» **SHORT EXERCISE**: Reproduce all of the data exactly, with no line skipped.

» **EXERCISE INPUTS**:
####################

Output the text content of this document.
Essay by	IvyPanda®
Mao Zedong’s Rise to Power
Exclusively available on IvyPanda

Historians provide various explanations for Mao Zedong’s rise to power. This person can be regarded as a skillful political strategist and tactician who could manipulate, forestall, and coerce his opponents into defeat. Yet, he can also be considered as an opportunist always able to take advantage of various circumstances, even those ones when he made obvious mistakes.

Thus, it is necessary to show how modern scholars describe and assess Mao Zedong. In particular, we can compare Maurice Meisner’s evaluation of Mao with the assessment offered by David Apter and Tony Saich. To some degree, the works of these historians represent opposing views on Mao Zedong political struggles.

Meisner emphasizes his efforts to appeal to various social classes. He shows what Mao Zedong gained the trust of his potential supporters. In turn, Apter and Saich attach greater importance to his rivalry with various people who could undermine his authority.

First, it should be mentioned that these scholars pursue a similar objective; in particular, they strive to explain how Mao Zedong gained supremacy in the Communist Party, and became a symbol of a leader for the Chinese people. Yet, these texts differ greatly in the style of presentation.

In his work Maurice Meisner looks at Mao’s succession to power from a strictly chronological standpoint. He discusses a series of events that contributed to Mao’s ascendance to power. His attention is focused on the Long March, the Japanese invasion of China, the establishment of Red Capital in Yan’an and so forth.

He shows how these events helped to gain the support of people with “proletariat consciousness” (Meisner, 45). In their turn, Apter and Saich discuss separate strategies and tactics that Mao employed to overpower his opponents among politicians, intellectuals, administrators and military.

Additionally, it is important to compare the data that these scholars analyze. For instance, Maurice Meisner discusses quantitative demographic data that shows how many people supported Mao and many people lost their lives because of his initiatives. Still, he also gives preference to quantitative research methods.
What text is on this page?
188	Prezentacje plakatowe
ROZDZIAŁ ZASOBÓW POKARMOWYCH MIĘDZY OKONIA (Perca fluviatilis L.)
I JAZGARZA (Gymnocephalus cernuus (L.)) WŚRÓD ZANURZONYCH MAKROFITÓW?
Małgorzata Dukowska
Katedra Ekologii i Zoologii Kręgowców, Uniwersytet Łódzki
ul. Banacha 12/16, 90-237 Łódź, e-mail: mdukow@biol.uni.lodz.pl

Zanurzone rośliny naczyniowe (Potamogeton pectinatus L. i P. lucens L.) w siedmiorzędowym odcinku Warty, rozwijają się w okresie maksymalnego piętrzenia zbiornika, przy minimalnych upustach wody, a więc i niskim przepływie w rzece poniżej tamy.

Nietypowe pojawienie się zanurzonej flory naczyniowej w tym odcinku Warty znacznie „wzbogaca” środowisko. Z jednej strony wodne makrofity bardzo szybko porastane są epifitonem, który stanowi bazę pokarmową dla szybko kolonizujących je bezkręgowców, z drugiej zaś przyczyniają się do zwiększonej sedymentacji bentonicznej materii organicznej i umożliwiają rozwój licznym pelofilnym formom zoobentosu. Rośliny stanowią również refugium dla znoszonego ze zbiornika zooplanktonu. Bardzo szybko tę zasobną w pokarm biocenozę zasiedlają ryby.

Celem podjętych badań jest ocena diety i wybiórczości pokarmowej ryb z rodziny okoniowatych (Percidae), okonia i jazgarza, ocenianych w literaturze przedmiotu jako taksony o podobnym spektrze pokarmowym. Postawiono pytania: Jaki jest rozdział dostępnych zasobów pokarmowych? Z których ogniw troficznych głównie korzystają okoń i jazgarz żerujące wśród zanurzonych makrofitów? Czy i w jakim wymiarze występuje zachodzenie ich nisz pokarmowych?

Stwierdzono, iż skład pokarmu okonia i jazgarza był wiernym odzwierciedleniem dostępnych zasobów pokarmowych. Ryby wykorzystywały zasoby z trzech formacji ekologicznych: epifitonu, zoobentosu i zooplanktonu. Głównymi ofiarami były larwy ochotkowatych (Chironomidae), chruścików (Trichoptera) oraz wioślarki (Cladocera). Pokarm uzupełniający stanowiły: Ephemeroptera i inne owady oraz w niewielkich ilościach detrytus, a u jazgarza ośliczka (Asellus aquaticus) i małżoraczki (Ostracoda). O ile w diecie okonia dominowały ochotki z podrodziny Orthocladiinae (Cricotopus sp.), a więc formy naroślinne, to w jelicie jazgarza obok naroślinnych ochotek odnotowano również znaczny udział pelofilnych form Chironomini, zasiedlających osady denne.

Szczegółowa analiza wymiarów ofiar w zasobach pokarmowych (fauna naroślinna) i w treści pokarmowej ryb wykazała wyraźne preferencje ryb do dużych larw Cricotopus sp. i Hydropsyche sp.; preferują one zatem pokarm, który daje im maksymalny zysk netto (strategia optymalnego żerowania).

####################

» **RESULT OF THE EXERCISE**:
Output the text content of this document.
Essay by	IvyPanda®
Mao Zedong’s Rise to Power
Exclusively available on IvyPanda

Historians provide various explanations for Mao Zedong’s rise to power. This person can be regarded as a skillful political strategist and tactician who could manipulate, forestall, and coerce his opponents into defeat. Yet, he can also be considered as an opportunist always able to take advantage of various circumstances, even those ones when he made obvious mistakes.

Thus, it is necessary to show how modern scholars describe and assess Mao Zedong. In particular, we can compare Maurice Meisner’s evaluation of Mao with the assessment offered by David Apter and Tony Saich. To some degree, the works of these historians represent opposing views on Mao Zedong political struggles.

Meisner emphasizes his efforts to appeal to various social classes. He shows what Mao Zedong gained the trust of his potential supporters. In turn, Apter and Saich attach greater importance to his rivalry with various people who could undermine his authority.

First, it should be mentioned that these scholars pursue a similar objective; in particular, they strive to explain how Mao Zedong gained supremacy in the Communist Party, and became a symbol of a leader for the Chinese people. Yet, these texts differ greatly in the style of presentation.

In his work Maurice Meisner looks at Mao’s succession to power from a strictly chronological standpoint. He discusses a series of events that contributed to Mao’s ascendance to power. His attention is focused on the Long March, the Japanese invasion of China, the establishment of Red Capital in Yan’an and so forth.

He shows how these events helped to gain the support of people with “proletariat consciousness” (Meisner, 45). In their turn, Apter and Saich discuss separate strategies and tactics that Mao employed to overpower his opponents among politicians, intellectuals, administrators and military.

Additionally, it is important to compare the data that these scholars analyze. For instance, Maurice Meisner discusses quantitative demographic data that shows how many people supported Mao and many people lost their lives because of his initiatives. Still, he also gives preference to quantitative research methods.
What text is on this page?
188	Prezentacje plakatowe
ROZDZIAŁ ZASOBÓW POKARMOWYCH MIĘDZY OKONIA (Perca fluviatilis L.)
I JAZGARZA (Gymnocephalus cernuus (L.)) WŚRÓD ZANURZONYCH MAKROFITÓW?
Małgorzata Dukowska
Katedra Ekologii i Zoologii Kręgowców, Uniwersytet Łódzki
ul. Banacha 12/16, 90-237 Łódź, e-mail: mdukow@biol.uni.lodz.pl

Zanurzone rośliny naczyniowe (Potamogeton pectinatus L. i P. lucens L.) w siedmiorzędowym odcinku Warty, rozwijają się w okresie maksymalnego piętrzenia zbiornika, przy minimalnych upustach wody, a więc i niskim przepływie w rzece poniżej tamy.

Nietypowe pojawienie się zanurzonej flory naczyniowej w tym odcinku Warty znacznie „wzbogaca” środowisko. Z jednej strony wodne makrofity bardzo szybko porastane są epifitonem, który stanowi bazę pokarmową dla szybko kolonizujących je bezkręgowców, z drugiej zaś przyczyniają się do zwiększonej sedymentacji bentonicznej materii organicznej i umożliwiają rozwój licznym pelofilnym formom zoobentosu. Rośliny stanowią również refugium dla znoszonego ze zbiornika zooplanktonu. Bardzo szybko tę zasobną w pokarm biocenozę zasiedlają ryby.

Celem podjętych badań jest ocena diety i wybiórczości pokarmowej ryb z rodziny okoniowatych (Percidae), okonia i jazgarza, ocenianych w literaturze przedmiotu jako taksony o podobnym spektrze pokarmowym. Postawiono pytania: Jaki jest rozdział dostępnych zasobów pokarmowych? Z których ogniw troficznych głównie korzystają okoń i jazgarz żerujące wśród zanurzonych makrofitów? Czy i w jakim wymiarze występuje zachodzenie ich nisz pokarmowych?

Stwierdzono, iż skład pokarmu okonia i jazgarza był wiernym odzwierciedleniem dostępnych zasobów pokarmowych. Ryby wykorzystywały zasoby z trzech formacji ekologicznych: epifitonu, zoobentosu i zooplanktonu. Głównymi ofiarami były larwy ochotkowatych (Chironomidae), chruścików (Trichoptera) oraz wioślarki (Cladocera). Pokarm uzupełniający stanowiły: Ephemeroptera i inne owady oraz w niewielkich ilościach detrytus, a u jazgarza ośliczka (Asellus aquaticus) i małżoraczki (Ostracoda). O ile w diecie okonia dominowały ochotki z podrodziny Orthocladiinae (Cricotopus sp.), a więc formy naroślinne, to w jelicie jazgarza obok naroślinnych ochotek odnotowano również znaczny udział pelofilnych form Chironomini, zasiedlających osady denne.

Szczegółowa analiza wymiarów ofiar w zasobach pokarmowych (fauna naroślinna) i w treści pokarmowej ryb wykazała wyraźne preferencje ryb do dużych larw Cricotopus sp. i Hydropsyche sp.; preferują one zatem pokarm, który daje im maksymalny zysk netto (strategia optymalnego żerowania).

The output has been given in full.